___ DATA LISTING

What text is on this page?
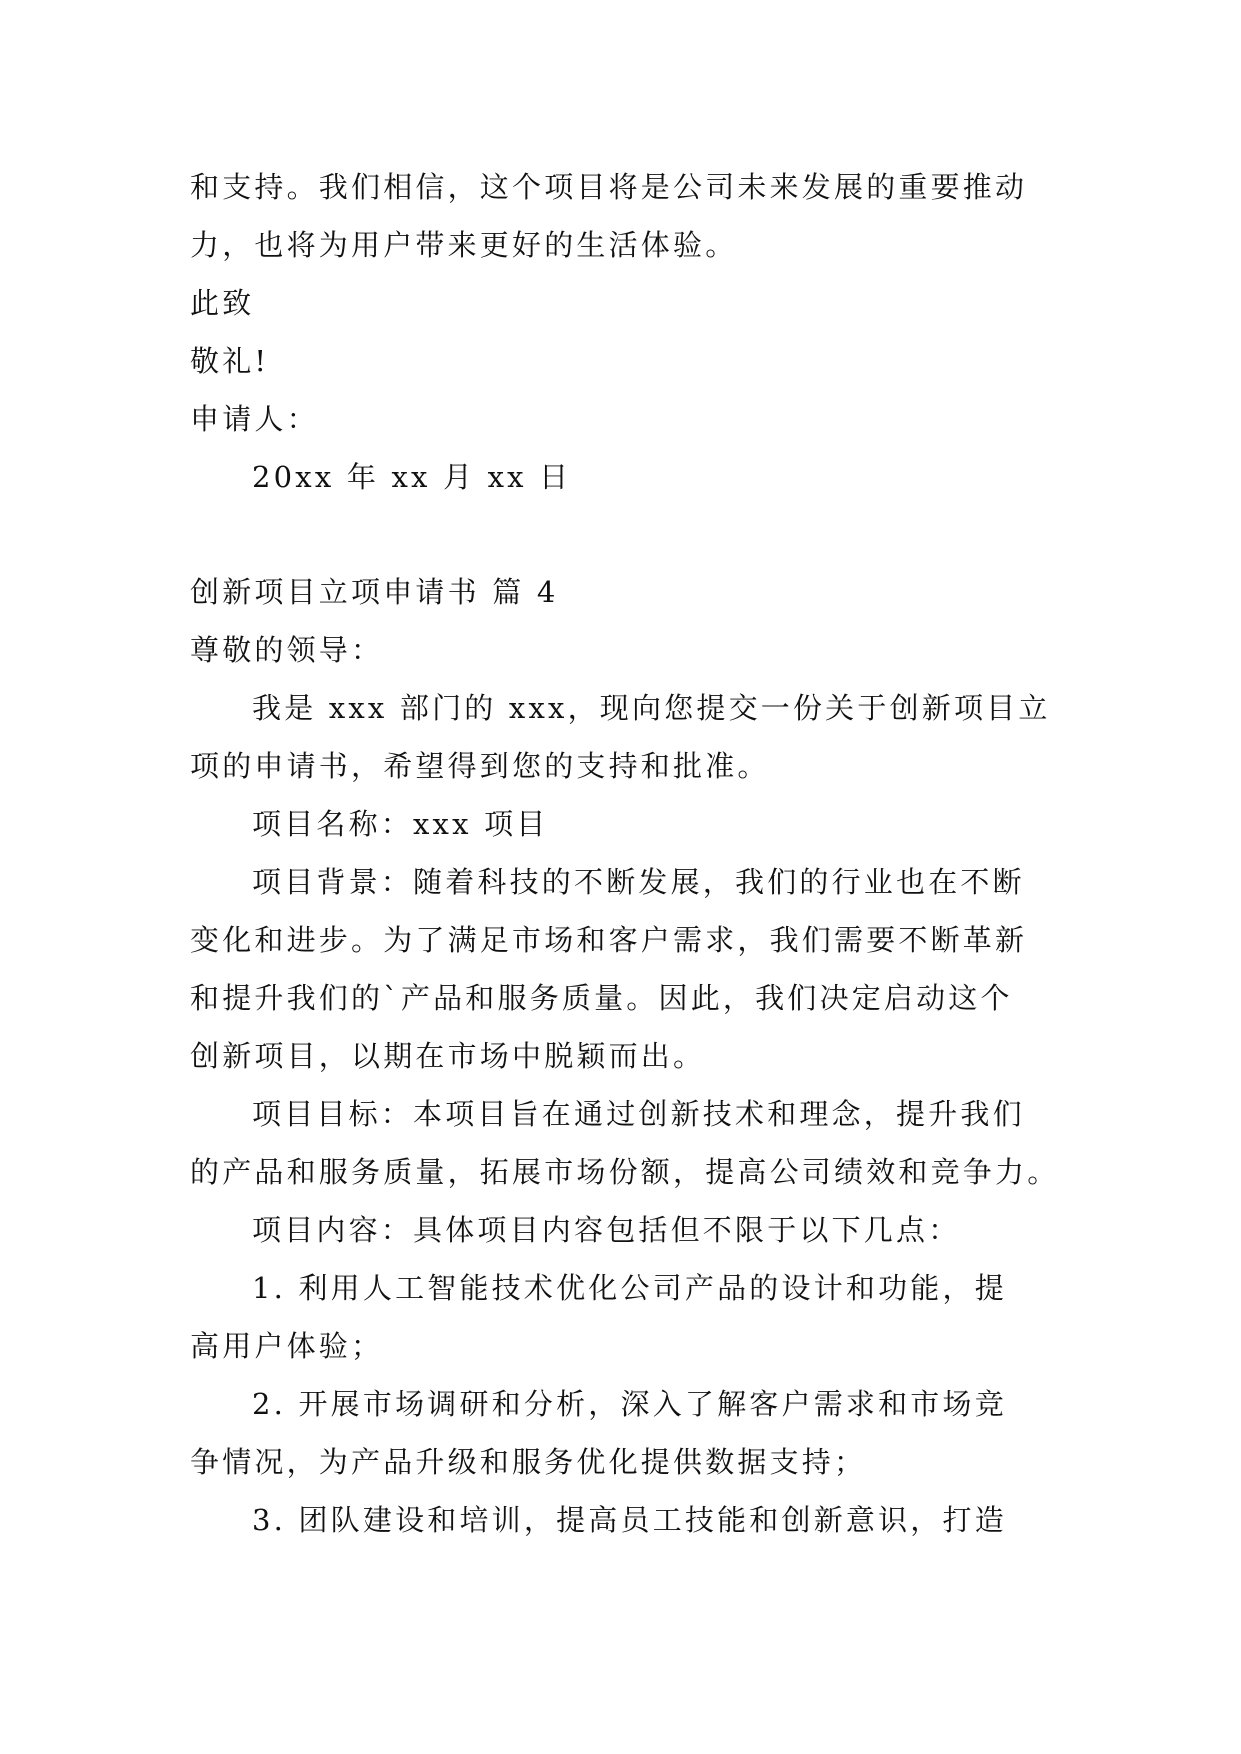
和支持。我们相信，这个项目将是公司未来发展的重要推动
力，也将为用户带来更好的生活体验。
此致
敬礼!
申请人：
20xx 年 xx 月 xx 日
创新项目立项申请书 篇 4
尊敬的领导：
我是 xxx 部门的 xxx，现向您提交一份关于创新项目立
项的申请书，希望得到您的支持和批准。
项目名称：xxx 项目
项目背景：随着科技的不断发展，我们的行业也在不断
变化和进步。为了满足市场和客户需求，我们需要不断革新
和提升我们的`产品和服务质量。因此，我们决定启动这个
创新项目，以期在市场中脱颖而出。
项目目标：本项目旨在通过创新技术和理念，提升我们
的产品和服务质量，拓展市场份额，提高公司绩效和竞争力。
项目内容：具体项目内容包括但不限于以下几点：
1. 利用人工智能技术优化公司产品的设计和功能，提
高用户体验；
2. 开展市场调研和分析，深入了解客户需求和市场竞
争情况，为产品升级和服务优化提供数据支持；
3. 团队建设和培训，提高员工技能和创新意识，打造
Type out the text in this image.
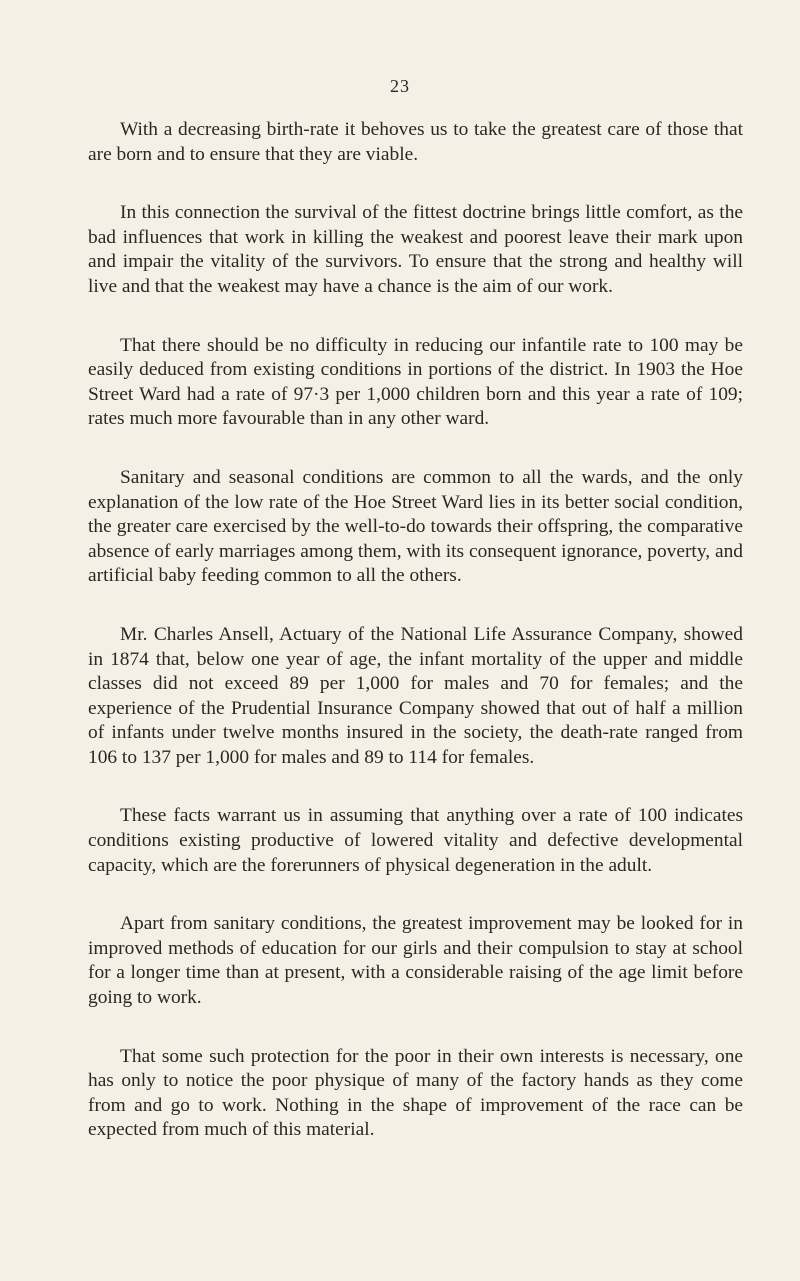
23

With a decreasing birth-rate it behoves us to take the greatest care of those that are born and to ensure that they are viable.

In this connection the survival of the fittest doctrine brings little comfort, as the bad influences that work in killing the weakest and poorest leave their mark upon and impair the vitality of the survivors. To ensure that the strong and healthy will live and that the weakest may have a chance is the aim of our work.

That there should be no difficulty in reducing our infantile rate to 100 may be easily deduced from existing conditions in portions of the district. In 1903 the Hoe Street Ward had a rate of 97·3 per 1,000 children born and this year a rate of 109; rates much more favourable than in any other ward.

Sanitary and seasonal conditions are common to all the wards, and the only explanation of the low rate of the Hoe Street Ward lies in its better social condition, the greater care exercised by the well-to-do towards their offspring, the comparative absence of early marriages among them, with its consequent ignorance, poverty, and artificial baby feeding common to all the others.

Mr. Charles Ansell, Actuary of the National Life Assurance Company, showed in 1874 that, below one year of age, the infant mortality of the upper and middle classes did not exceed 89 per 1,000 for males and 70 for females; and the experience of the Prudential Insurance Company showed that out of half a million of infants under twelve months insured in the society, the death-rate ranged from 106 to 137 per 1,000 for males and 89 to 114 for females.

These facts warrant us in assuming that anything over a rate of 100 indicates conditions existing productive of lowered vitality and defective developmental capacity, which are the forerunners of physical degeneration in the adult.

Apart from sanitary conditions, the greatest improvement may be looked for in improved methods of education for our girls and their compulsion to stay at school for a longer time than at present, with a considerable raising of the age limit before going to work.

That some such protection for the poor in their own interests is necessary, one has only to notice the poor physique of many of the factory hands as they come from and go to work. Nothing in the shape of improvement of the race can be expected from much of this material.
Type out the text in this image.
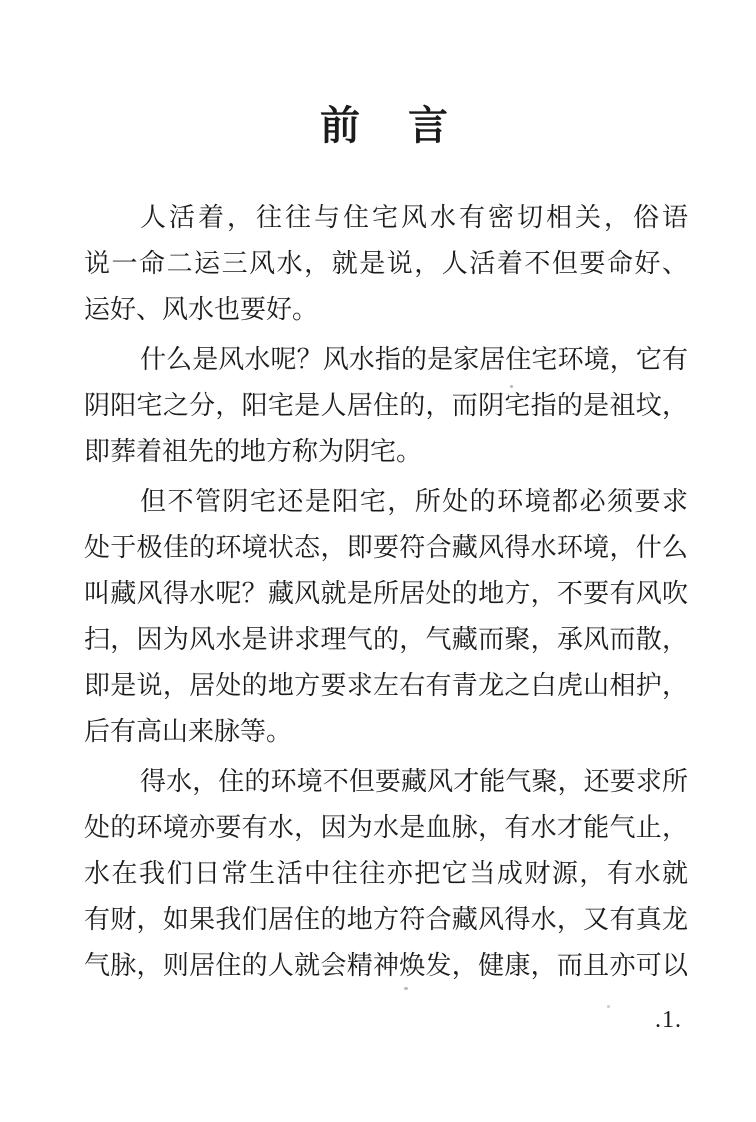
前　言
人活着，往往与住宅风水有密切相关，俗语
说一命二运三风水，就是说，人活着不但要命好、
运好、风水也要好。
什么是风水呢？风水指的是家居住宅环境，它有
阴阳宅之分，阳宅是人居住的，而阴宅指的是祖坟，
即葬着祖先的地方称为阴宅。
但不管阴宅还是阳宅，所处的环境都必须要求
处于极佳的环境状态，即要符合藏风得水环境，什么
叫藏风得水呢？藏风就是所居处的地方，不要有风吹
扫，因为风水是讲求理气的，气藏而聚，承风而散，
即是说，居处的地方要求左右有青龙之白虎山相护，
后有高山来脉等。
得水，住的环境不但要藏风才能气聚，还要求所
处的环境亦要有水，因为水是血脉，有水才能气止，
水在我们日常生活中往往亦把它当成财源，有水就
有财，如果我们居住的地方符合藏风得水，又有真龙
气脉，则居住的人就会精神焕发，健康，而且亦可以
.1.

______

PROMPT: Go through the listing above and write it out again exactly, dropping the pictures.

COMPLETE OUTPUT:
What text is on this page?
和支持。我们相信，这个项目将是公司未来发展的重要推动
力，也将为用户带来更好的生活体验。
此致
敬礼!
申请人：
20xx 年 xx 月 xx 日
创新项目立项申请书 篇 4
尊敬的领导：
我是 xxx 部门的 xxx，现向您提交一份关于创新项目立
项的申请书，希望得到您的支持和批准。
项目名称：xxx 项目
项目背景：随着科技的不断发展，我们的行业也在不断
变化和进步。为了满足市场和客户需求，我们需要不断革新
和提升我们的`产品和服务质量。因此，我们决定启动这个
创新项目，以期在市场中脱颖而出。
项目目标：本项目旨在通过创新技术和理念，提升我们
的产品和服务质量，拓展市场份额，提高公司绩效和竞争力。
项目内容：具体项目内容包括但不限于以下几点：
1. 利用人工智能技术优化公司产品的设计和功能，提
高用户体验；
2. 开展市场调研和分析，深入了解客户需求和市场竞
争情况，为产品升级和服务优化提供数据支持；
3. 团队建设和培训，提高员工技能和创新意识，打造
Type out the text in this image.
23

With a decreasing birth-rate it behoves us to take the greatest care of those that are born and to ensure that they are viable.

In this connection the survival of the fittest doctrine brings little comfort, as the bad influences that work in killing the weakest and poorest leave their mark upon and impair the vitality of the survivors. To ensure that the strong and healthy will live and that the weakest may have a chance is the aim of our work.

That there should be no difficulty in reducing our infantile rate to 100 may be easily deduced from existing conditions in portions of the district. In 1903 the Hoe Street Ward had a rate of 97·3 per 1,000 children born and this year a rate of 109; rates much more favourable than in any other ward.

Sanitary and seasonal conditions are common to all the wards, and the only explanation of the low rate of the Hoe Street Ward lies in its better social condition, the greater care exercised by the well-to-do towards their offspring, the comparative absence of early marriages among them, with its consequent ignorance, poverty, and artificial baby feeding common to all the others.

Mr. Charles Ansell, Actuary of the National Life Assurance Company, showed in 1874 that, below one year of age, the infant mortality of the upper and middle classes did not exceed 89 per 1,000 for males and 70 for females; and the experience of the Prudential Insurance Company showed that out of half a million of infants under twelve months insured in the society, the death-rate ranged from 106 to 137 per 1,000 for males and 89 to 114 for females.

These facts warrant us in assuming that anything over a rate of 100 indicates conditions existing productive of lowered vitality and defective developmental capacity, which are the forerunners of physical degeneration in the adult.

Apart from sanitary conditions, the greatest improvement may be looked for in improved methods of education for our girls and their compulsion to stay at school for a longer time than at present, with a considerable raising of the age limit before going to work.

That some such protection for the poor in their own interests is necessary, one has only to notice the poor physique of many of the factory hands as they come from and go to work. Nothing in the shape of improvement of the race can be expected from much of this material.
Type out the text in this image.
前　言
人活着，往往与住宅风水有密切相关，俗语
说一命二运三风水，就是说，人活着不但要命好、
运好、风水也要好。
什么是风水呢？风水指的是家居住宅环境，它有
阴阳宅之分，阳宅是人居住的，而阴宅指的是祖坟，
即葬着祖先的地方称为阴宅。
但不管阴宅还是阳宅，所处的环境都必须要求
处于极佳的环境状态，即要符合藏风得水环境，什么
叫藏风得水呢？藏风就是所居处的地方，不要有风吹
扫，因为风水是讲求理气的，气藏而聚，承风而散，
即是说，居处的地方要求左右有青龙之白虎山相护，
后有高山来脉等。
得水，住的环境不但要藏风才能气聚，还要求所
处的环境亦要有水，因为水是血脉，有水才能气止，
水在我们日常生活中往往亦把它当成财源，有水就
有财，如果我们居住的地方符合藏风得水，又有真龙
气脉，则居住的人就会精神焕发，健康，而且亦可以
.1.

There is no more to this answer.